— Begin MATERIAL PROVIDED —

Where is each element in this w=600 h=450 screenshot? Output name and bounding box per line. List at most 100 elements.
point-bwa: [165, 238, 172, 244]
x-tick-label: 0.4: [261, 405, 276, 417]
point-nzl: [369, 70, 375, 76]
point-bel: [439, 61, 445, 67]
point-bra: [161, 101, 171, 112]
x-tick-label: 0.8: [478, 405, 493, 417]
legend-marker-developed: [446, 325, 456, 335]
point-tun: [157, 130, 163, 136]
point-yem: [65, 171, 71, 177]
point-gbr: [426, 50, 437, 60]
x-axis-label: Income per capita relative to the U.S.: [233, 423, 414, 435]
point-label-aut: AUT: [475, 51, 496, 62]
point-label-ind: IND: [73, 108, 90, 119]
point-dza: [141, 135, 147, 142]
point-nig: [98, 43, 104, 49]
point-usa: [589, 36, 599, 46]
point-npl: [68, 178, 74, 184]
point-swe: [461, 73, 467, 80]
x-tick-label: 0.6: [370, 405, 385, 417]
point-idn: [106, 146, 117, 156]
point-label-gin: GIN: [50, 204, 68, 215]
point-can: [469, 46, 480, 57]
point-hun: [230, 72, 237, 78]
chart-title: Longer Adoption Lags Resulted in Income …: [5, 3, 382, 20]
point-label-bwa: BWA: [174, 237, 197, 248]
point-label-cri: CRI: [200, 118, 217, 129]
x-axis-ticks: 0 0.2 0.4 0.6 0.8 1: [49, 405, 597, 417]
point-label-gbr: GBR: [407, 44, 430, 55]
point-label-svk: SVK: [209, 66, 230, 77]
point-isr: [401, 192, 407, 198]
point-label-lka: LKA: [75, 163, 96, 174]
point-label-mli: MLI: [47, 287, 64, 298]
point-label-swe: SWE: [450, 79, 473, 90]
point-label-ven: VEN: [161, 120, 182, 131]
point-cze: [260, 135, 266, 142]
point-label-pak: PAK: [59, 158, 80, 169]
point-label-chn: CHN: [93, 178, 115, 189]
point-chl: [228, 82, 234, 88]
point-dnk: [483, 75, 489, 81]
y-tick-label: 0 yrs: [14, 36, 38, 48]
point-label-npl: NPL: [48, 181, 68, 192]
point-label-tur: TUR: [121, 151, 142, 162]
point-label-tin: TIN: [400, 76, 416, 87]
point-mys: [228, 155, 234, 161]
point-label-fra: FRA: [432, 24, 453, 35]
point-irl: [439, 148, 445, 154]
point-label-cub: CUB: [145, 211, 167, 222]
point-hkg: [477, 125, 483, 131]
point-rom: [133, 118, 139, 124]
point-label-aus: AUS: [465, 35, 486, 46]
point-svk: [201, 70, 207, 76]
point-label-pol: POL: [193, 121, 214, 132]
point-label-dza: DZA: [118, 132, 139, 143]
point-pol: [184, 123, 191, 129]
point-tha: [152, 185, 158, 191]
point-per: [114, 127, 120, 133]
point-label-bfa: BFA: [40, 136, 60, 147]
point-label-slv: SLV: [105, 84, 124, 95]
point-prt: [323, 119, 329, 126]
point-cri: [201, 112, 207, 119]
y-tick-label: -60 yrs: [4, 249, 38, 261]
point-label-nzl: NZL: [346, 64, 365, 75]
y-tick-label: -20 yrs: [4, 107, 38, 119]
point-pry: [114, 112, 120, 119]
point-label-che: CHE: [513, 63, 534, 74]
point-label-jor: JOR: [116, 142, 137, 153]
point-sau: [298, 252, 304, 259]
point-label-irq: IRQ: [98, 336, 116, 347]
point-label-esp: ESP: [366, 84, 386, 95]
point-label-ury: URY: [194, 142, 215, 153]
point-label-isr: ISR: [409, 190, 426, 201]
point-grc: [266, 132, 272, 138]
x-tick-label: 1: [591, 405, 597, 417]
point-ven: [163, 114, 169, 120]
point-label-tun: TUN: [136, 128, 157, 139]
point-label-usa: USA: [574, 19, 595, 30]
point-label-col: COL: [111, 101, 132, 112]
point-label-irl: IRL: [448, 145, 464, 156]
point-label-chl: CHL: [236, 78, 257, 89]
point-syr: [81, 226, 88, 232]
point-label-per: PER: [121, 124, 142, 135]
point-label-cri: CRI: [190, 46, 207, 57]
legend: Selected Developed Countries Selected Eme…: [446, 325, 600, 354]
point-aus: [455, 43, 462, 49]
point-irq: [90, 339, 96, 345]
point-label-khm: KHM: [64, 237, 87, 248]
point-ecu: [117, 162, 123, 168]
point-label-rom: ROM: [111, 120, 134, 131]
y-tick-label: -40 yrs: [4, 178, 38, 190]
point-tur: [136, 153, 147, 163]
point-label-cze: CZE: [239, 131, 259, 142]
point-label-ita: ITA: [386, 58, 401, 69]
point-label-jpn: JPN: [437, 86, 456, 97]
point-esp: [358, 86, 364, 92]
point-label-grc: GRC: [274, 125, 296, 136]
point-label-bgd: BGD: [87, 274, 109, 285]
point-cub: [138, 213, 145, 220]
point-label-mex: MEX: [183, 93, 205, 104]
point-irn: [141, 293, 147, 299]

— End MATERIAL PROVIDED —

REQUIRED TASK – Present every line of the material above as a numbered list, omitting any blank lines.

RESULT OF THIS TASK –
1. Where is each element in this w=600 h=450 screenshot? Output name and bounding box per line. List at most 100 elements.
2. point-bwa: [165, 238, 172, 244]
3. x-tick-label: 0.4: [261, 405, 276, 417]
4. point-nzl: [369, 70, 375, 76]
5. point-bel: [439, 61, 445, 67]
6. point-bra: [161, 101, 171, 112]
7. x-tick-label: 0.8: [478, 405, 493, 417]
8. legend-marker-developed: [446, 325, 456, 335]
9. point-tun: [157, 130, 163, 136]
10. point-yem: [65, 171, 71, 177]
11. point-gbr: [426, 50, 437, 60]
12. x-axis-label: Income per capita relative to the U.S.: [233, 423, 414, 435]
13. point-label-aut: AUT: [475, 51, 496, 62]
14. point-label-ind: IND: [73, 108, 90, 119]
15. point-dza: [141, 135, 147, 142]
16. point-nig: [98, 43, 104, 49]
17. point-usa: [589, 36, 599, 46]
18. point-npl: [68, 178, 74, 184]
19. point-swe: [461, 73, 467, 80]
20. x-tick-label: 0.6: [370, 405, 385, 417]
21. point-idn: [106, 146, 117, 156]
22. point-label-gin: GIN: [50, 204, 68, 215]
23. point-can: [469, 46, 480, 57]
24. point-hun: [230, 72, 237, 78]
25. chart-title: Longer Adoption Lags Resulted in Income …: [5, 3, 382, 20]
26. point-label-bwa: BWA: [174, 237, 197, 248]
27. point-label-cri: CRI: [200, 118, 217, 129]
28. x-axis-ticks: 0 0.2 0.4 0.6 0.8 1: [49, 405, 597, 417]
29. point-label-gbr: GBR: [407, 44, 430, 55]
30. point-label-svk: SVK: [209, 66, 230, 77]
31. point-isr: [401, 192, 407, 198]
32. point-label-lka: LKA: [75, 163, 96, 174]
33. point-label-mli: MLI: [47, 287, 64, 298]
34. point-label-swe: SWE: [450, 79, 473, 90]
35. point-label-ven: VEN: [161, 120, 182, 131]
36. point-cze: [260, 135, 266, 142]
37. point-label-pak: PAK: [59, 158, 80, 169]
38. point-label-chn: CHN: [93, 178, 115, 189]
39. point-chl: [228, 82, 234, 88]
40. point-dnk: [483, 75, 489, 81]
41. y-tick-label: 0 yrs: [14, 36, 38, 48]
42. point-label-npl: NPL: [48, 181, 68, 192]
43. point-label-tur: TUR: [121, 151, 142, 162]
44. point-label-tin: TIN: [400, 76, 416, 87]
45. point-mys: [228, 155, 234, 161]
46. point-label-fra: FRA: [432, 24, 453, 35]
47. point-irl: [439, 148, 445, 154]
48. point-label-cub: CUB: [145, 211, 167, 222]
49. point-hkg: [477, 125, 483, 131]
50. point-rom: [133, 118, 139, 124]
51. point-label-aus: AUS: [465, 35, 486, 46]
52. point-svk: [201, 70, 207, 76]
53. point-label-pol: POL: [193, 121, 214, 132]
54. point-label-dza: DZA: [118, 132, 139, 143]
55. point-pol: [184, 123, 191, 129]
56. point-tha: [152, 185, 158, 191]
57. point-per: [114, 127, 120, 133]
58. point-label-bfa: BFA: [40, 136, 60, 147]
59. point-label-slv: SLV: [105, 84, 124, 95]
60. point-prt: [323, 119, 329, 126]
61. point-cri: [201, 112, 207, 119]
62. y-tick-label: -60 yrs: [4, 249, 38, 261]
63. point-label-nzl: NZL: [346, 64, 365, 75]
64. y-tick-label: -20 yrs: [4, 107, 38, 119]
65. point-pry: [114, 112, 120, 119]
66. point-label-che: CHE: [513, 63, 534, 74]
67. point-label-jor: JOR: [116, 142, 137, 153]
68. point-sau: [298, 252, 304, 259]
69. point-label-irq: IRQ: [98, 336, 116, 347]
70. point-label-esp: ESP: [366, 84, 386, 95]
71. point-label-ury: URY: [194, 142, 215, 153]
72. point-label-isr: ISR: [409, 190, 426, 201]
73. point-grc: [266, 132, 272, 138]
74. x-tick-label: 1: [591, 405, 597, 417]
75. point-ven: [163, 114, 169, 120]
76. point-label-tun: TUN: [136, 128, 157, 139]
77. point-label-usa: USA: [574, 19, 595, 30]
78. point-label-col: COL: [111, 101, 132, 112]
79. point-label-irl: IRL: [448, 145, 464, 156]
80. point-label-chl: CHL: [236, 78, 257, 89]
81. point-syr: [81, 226, 88, 232]
82. point-label-per: PER: [121, 124, 142, 135]
83. point-label-cri: CRI: [190, 46, 207, 57]
84. legend: Selected Developed Countries Selected Eme…: [446, 325, 600, 354]
85. point-aus: [455, 43, 462, 49]
86. point-irq: [90, 339, 96, 345]
87. point-label-khm: KHM: [64, 237, 87, 248]
88. point-ecu: [117, 162, 123, 168]
89. point-label-rom: ROM: [111, 120, 134, 131]
90. y-tick-label: -40 yrs: [4, 178, 38, 190]
91. point-tur: [136, 153, 147, 163]
92. point-label-cze: CZE: [239, 131, 259, 142]
93. point-label-ita: ITA: [386, 58, 401, 69]
94. point-label-jpn: JPN: [437, 86, 456, 97]
95. point-esp: [358, 86, 364, 92]
96. point-label-grc: GRC: [274, 125, 296, 136]
97. point-label-bgd: BGD: [87, 274, 109, 285]
98. point-cub: [138, 213, 145, 220]
99. point-label-mex: MEX: [183, 93, 205, 104]
100. point-irn: [141, 293, 147, 299]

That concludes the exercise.